Records from a data source:
--
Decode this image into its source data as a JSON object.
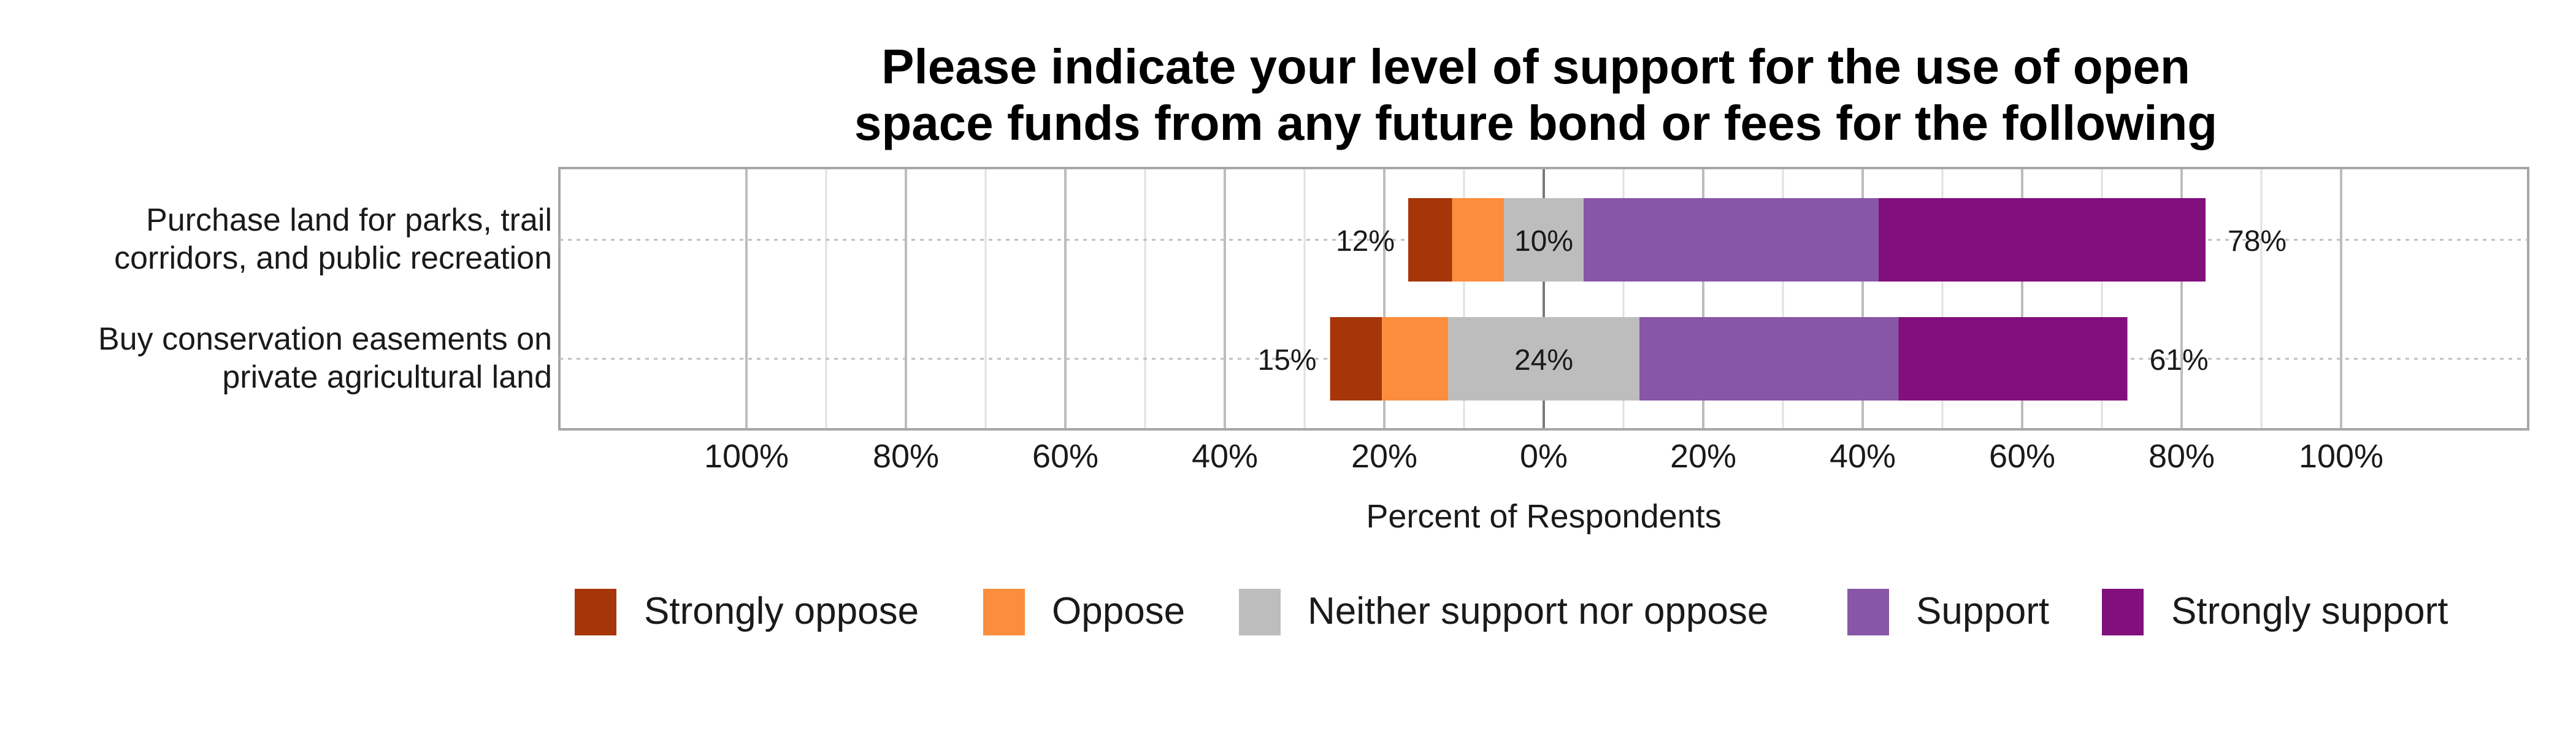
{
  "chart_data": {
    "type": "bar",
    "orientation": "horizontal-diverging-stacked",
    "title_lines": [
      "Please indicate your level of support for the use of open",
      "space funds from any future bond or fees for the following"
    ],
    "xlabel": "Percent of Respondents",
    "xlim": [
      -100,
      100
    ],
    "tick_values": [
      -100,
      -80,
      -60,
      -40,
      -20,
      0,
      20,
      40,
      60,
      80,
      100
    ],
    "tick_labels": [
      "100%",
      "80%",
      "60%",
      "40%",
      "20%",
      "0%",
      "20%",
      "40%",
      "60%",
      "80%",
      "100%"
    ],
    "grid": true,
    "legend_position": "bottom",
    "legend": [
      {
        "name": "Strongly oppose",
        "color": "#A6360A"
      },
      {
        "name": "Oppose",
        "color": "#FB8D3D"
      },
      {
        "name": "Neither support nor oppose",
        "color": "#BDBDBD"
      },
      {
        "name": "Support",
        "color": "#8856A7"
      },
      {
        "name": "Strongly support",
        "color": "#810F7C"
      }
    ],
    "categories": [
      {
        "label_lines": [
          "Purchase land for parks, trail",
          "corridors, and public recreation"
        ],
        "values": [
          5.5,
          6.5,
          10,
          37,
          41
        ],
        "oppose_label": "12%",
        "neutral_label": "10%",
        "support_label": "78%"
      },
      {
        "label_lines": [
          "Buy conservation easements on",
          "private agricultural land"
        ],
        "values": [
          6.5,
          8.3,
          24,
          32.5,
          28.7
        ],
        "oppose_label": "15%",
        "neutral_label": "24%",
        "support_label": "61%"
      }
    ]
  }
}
--
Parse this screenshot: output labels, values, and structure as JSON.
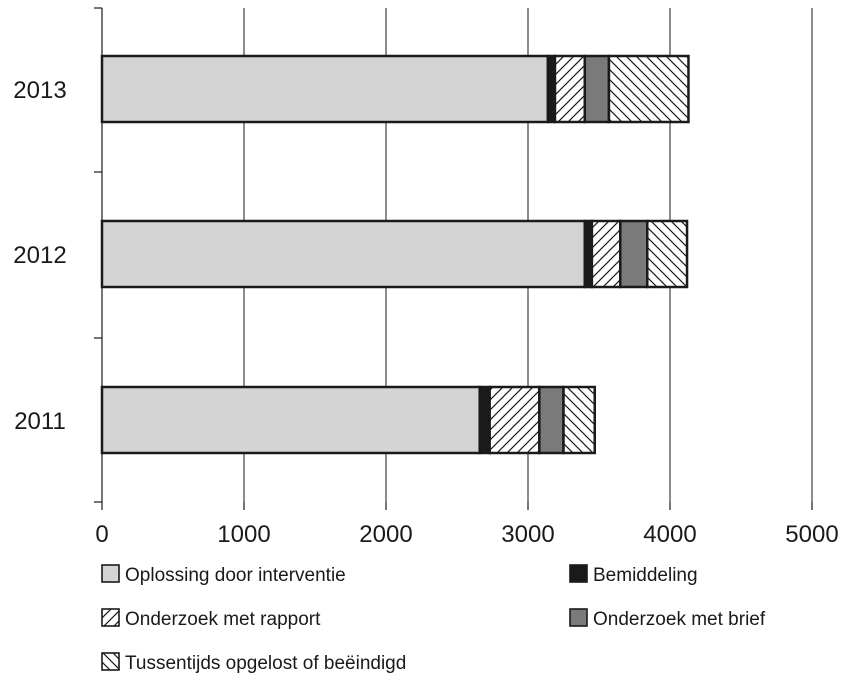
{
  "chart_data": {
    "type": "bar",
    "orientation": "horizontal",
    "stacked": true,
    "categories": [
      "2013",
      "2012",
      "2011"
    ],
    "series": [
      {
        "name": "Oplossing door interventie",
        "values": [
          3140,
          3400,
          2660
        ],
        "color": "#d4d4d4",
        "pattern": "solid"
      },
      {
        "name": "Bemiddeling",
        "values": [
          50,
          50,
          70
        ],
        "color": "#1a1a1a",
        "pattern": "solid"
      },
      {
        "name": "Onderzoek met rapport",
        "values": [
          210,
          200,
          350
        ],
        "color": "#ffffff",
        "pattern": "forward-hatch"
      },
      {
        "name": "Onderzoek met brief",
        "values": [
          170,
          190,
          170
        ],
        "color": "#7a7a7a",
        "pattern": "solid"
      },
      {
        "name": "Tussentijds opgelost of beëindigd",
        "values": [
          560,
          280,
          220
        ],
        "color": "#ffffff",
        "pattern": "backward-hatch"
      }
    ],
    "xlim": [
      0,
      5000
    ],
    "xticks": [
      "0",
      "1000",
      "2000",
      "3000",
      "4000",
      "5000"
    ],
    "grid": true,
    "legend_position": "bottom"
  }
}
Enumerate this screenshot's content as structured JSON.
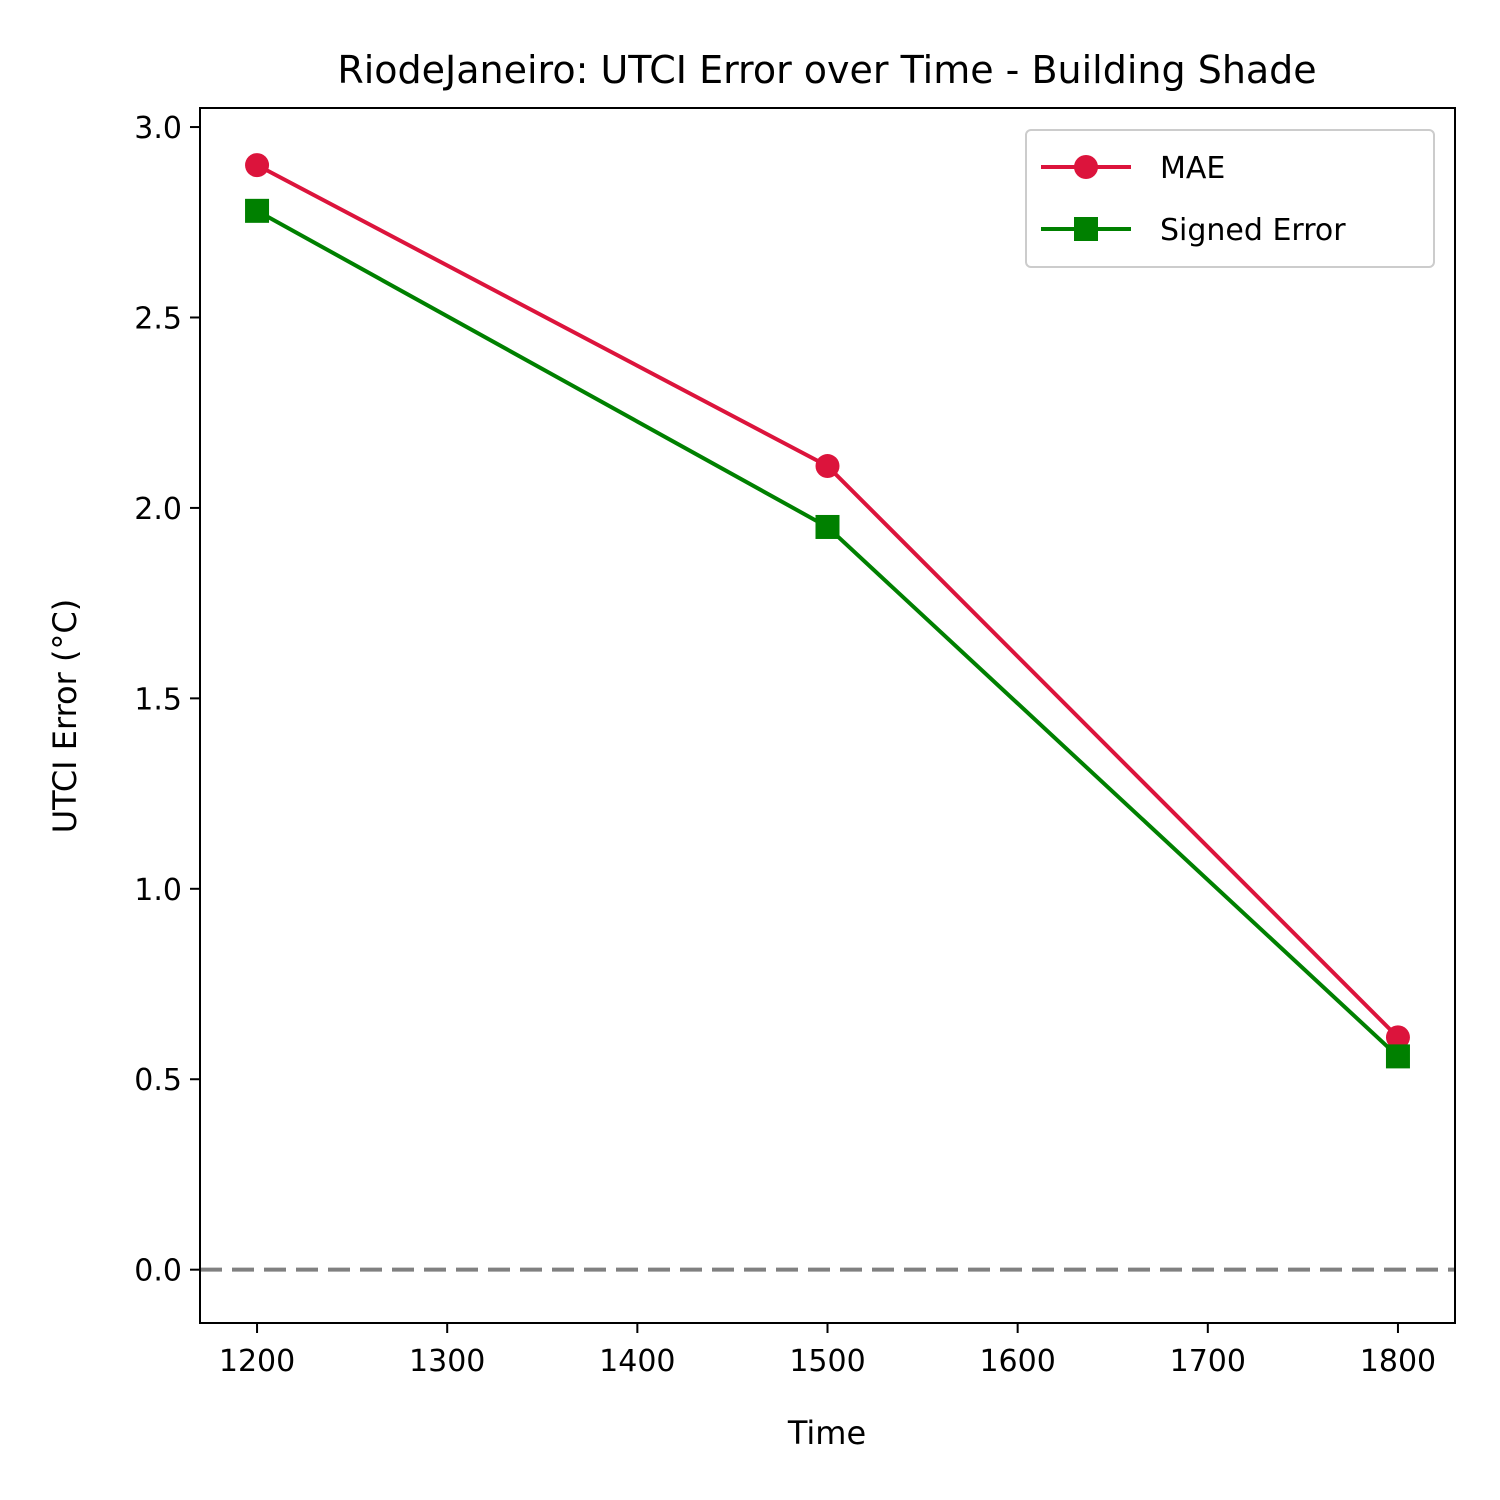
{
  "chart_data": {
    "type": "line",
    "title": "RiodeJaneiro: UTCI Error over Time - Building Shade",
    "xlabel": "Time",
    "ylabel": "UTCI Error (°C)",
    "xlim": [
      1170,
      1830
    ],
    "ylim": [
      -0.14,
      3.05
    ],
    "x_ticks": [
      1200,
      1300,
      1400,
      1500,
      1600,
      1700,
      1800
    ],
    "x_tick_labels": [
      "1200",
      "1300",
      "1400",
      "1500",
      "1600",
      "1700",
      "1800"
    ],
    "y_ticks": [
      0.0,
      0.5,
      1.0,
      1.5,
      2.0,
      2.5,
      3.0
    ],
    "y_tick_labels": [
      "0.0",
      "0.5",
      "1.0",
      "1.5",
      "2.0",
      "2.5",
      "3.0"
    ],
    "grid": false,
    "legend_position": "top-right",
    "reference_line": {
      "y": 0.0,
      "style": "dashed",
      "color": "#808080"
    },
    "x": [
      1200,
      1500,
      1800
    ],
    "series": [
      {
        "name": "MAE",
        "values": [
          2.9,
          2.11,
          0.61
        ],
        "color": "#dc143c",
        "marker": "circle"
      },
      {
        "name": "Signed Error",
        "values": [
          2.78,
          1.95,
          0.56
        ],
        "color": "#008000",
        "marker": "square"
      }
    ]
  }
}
--
### Set problem
How many of the lines above contain the string "name"? Give the number only.

### Complete answer
12